Please report how many lines in these records contain the string "Italy", and give nothing besides the number.
§
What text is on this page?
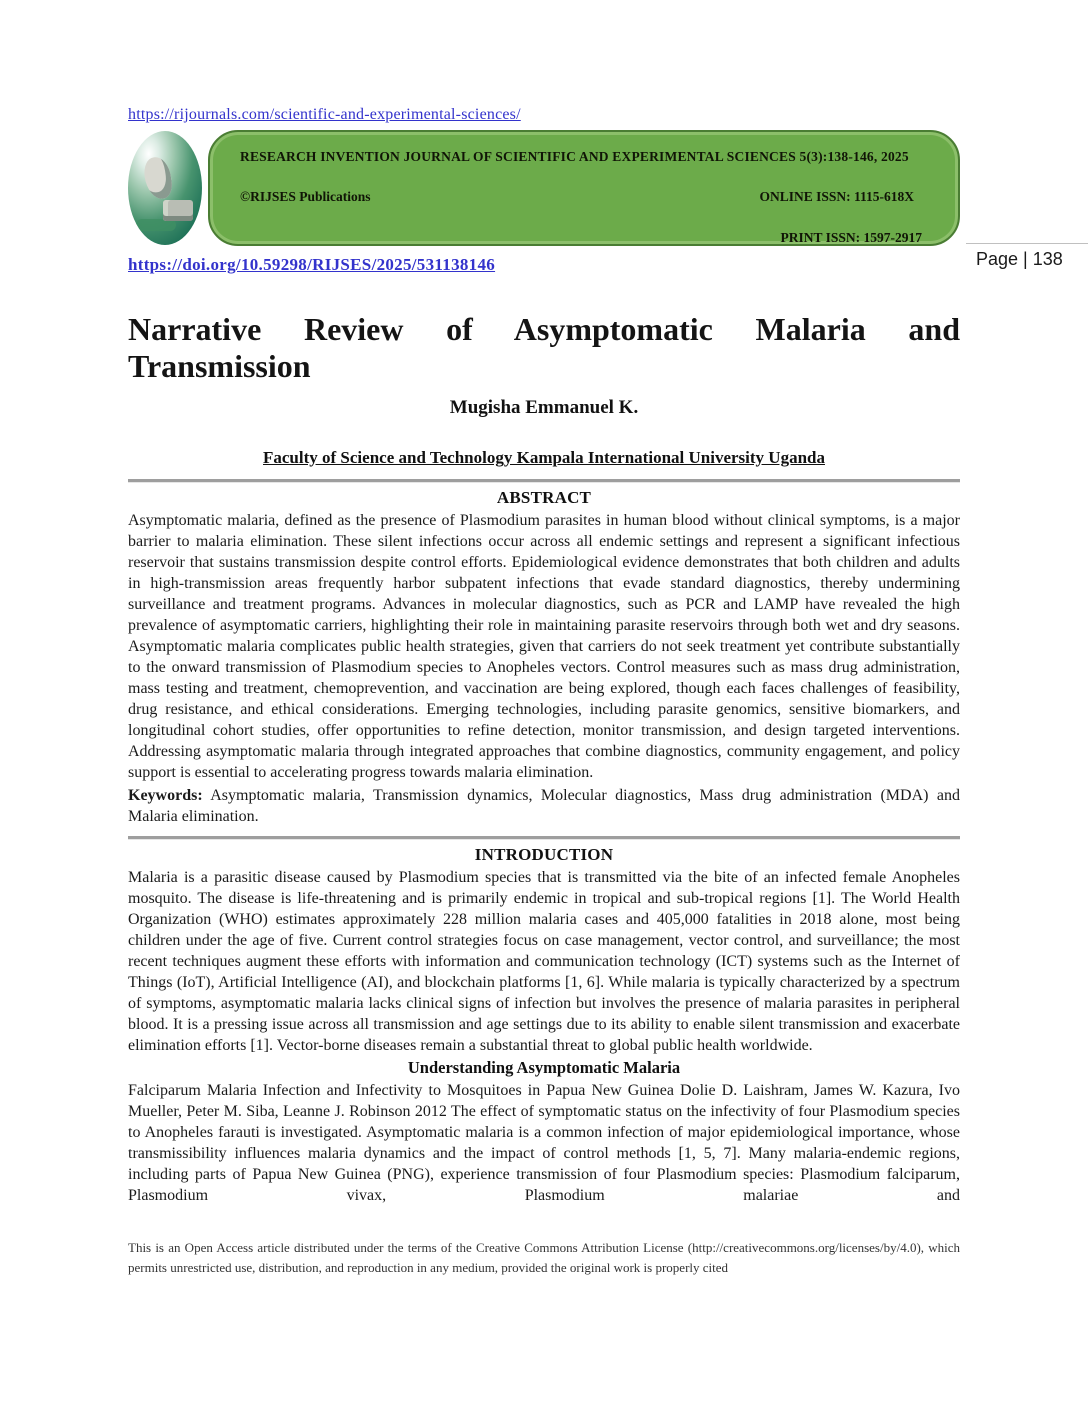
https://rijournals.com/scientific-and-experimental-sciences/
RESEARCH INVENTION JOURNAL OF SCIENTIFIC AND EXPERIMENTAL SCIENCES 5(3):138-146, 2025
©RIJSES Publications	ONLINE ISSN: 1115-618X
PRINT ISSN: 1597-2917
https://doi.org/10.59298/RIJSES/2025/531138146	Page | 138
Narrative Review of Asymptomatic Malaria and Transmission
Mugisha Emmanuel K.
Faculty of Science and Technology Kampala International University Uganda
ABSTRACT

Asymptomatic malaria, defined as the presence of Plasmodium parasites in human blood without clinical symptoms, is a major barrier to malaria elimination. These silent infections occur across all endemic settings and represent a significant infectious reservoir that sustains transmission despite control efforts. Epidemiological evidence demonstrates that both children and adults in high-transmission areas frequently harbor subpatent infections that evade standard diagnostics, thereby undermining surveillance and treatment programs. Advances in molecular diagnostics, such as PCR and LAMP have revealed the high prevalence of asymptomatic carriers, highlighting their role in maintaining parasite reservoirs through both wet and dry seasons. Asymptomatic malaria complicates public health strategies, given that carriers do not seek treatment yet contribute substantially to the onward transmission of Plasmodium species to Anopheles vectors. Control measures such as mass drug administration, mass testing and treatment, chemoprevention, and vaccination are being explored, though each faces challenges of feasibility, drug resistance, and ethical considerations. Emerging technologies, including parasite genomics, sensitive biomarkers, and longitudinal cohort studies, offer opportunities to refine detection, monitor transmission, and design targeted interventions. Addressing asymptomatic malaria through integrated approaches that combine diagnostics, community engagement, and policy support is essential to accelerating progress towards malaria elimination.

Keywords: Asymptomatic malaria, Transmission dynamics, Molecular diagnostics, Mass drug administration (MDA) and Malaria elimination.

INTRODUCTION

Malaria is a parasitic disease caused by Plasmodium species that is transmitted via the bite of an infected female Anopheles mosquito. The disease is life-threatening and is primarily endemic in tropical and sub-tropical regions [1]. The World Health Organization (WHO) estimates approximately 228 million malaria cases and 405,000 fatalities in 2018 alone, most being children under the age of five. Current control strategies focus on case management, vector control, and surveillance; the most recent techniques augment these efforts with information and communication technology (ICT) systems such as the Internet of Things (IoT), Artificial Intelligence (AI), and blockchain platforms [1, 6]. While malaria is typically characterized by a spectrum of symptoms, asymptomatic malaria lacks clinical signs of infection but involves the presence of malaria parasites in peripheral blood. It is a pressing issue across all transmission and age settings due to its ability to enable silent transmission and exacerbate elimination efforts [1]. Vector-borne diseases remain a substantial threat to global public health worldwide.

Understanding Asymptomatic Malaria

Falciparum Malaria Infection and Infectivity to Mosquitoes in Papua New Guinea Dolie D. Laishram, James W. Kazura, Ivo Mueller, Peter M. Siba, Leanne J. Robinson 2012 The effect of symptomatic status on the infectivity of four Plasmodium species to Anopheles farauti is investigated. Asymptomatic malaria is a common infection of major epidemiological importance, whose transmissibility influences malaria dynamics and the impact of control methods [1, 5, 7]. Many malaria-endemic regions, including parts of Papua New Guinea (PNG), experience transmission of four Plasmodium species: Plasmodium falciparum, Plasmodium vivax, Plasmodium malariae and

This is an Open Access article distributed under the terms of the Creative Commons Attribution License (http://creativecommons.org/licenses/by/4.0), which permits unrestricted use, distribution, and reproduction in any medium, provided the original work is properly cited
§
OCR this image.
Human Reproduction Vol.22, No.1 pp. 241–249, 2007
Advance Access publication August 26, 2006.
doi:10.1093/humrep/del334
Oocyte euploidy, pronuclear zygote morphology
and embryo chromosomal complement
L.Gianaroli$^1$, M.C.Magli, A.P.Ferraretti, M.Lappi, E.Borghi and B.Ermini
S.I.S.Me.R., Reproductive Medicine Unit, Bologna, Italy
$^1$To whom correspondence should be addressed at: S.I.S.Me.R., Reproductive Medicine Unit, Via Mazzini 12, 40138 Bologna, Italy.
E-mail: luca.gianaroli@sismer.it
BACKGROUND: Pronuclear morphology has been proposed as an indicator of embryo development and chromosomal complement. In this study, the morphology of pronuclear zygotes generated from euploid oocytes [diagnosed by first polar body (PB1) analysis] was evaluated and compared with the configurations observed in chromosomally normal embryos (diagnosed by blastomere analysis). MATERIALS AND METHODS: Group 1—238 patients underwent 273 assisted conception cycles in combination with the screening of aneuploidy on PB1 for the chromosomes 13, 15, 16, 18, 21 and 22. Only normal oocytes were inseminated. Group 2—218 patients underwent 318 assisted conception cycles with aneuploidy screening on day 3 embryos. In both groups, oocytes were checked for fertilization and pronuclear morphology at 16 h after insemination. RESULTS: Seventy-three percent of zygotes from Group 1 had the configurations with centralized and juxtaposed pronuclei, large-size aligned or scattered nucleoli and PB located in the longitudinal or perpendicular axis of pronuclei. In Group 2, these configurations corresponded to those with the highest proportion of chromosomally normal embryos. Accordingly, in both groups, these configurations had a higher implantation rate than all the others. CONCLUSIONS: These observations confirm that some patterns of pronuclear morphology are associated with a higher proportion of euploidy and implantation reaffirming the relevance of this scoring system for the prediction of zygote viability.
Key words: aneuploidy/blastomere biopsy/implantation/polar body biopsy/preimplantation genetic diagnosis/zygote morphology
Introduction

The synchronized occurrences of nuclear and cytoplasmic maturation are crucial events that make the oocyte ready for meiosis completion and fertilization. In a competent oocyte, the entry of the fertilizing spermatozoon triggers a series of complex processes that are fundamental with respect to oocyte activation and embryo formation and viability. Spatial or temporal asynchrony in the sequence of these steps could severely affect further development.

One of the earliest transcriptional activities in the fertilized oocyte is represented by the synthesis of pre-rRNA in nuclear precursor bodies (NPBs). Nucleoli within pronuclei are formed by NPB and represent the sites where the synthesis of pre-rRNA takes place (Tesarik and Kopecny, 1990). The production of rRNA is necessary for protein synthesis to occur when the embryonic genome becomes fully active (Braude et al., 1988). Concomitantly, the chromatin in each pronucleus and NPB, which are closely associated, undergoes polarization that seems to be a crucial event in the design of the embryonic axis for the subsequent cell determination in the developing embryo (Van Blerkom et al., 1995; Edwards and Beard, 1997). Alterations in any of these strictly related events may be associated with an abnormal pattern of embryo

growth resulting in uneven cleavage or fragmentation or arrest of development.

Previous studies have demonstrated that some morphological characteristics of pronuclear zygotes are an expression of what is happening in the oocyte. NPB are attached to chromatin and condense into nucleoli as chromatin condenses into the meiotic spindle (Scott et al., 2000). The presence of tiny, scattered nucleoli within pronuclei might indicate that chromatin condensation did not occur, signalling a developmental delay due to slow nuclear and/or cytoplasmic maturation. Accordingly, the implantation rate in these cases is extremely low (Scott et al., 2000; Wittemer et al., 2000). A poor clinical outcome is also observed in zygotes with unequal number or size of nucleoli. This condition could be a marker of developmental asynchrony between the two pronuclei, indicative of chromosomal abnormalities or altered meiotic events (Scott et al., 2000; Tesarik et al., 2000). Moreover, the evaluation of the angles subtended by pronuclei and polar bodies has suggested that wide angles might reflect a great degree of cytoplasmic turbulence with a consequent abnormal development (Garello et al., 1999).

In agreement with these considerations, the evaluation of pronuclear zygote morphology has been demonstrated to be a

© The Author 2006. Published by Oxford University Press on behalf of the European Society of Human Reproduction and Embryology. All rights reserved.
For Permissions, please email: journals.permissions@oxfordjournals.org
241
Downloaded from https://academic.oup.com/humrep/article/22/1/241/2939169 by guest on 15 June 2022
§
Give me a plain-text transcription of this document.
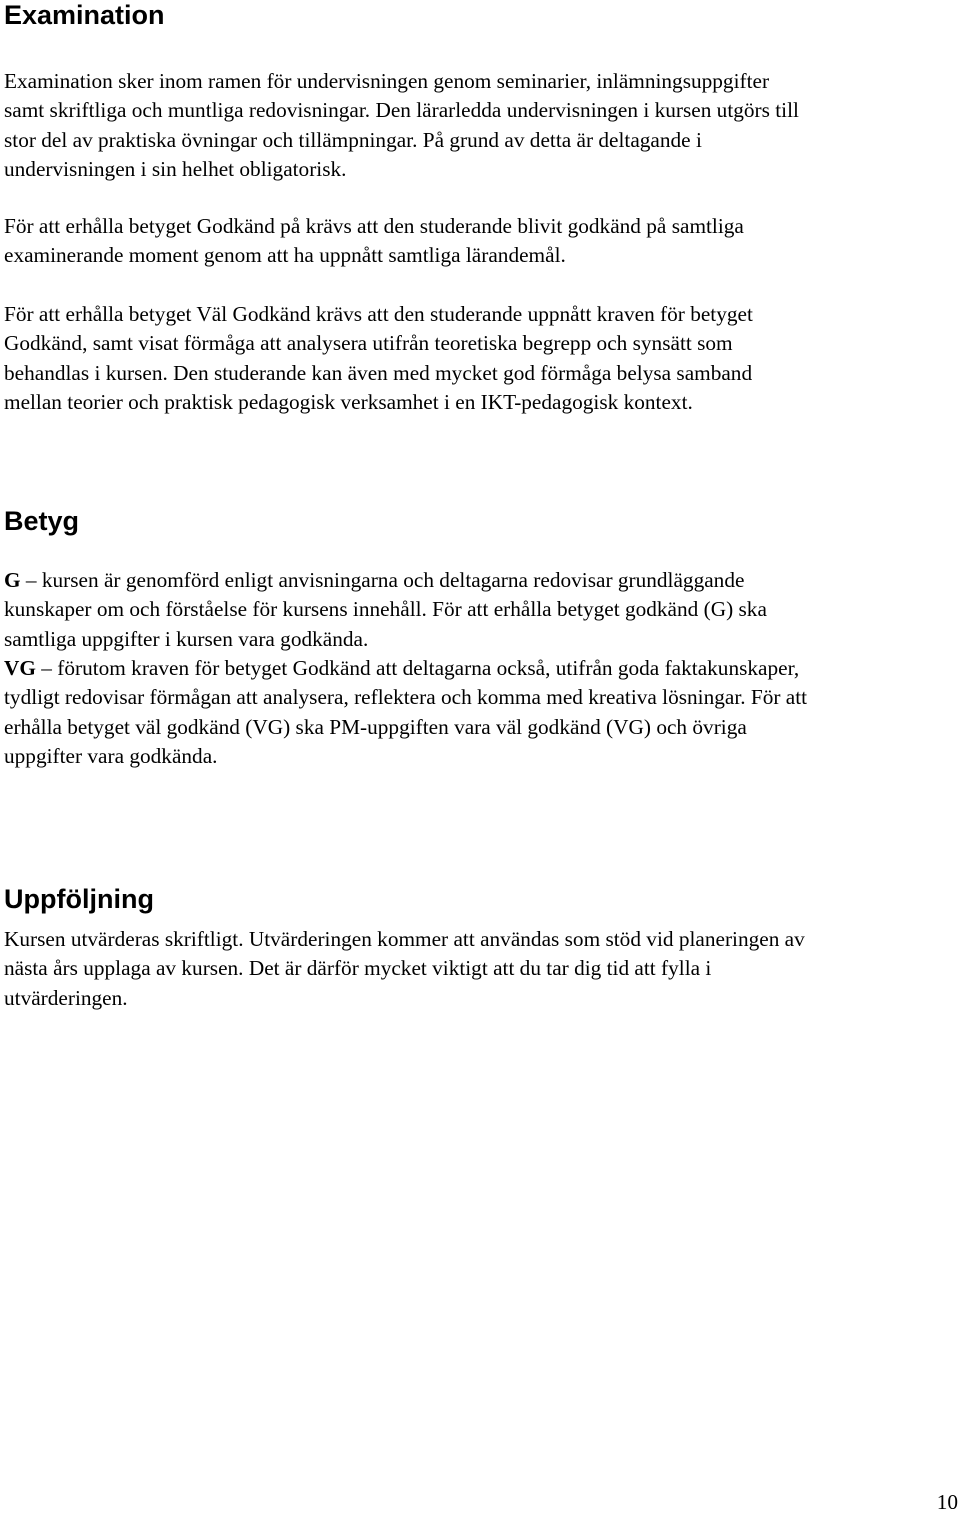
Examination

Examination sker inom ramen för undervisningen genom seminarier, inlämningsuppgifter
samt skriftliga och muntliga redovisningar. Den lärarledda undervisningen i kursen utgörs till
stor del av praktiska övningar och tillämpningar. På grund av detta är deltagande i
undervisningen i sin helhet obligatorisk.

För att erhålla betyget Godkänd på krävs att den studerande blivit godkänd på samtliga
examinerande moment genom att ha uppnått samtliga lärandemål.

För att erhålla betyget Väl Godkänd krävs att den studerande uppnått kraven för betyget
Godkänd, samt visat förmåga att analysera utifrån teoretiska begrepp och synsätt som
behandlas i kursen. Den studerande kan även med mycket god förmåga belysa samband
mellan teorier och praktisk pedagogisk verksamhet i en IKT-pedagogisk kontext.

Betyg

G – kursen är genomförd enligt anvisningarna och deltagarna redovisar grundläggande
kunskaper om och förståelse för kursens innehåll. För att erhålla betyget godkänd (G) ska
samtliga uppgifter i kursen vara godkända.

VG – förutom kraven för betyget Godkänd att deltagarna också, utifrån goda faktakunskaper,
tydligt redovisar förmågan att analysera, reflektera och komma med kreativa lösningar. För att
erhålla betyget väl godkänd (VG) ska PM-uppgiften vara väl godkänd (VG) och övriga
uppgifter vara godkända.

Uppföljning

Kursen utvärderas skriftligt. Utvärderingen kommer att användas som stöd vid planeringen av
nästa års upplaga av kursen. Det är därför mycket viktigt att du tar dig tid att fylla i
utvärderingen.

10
§
_Solved exercise_
2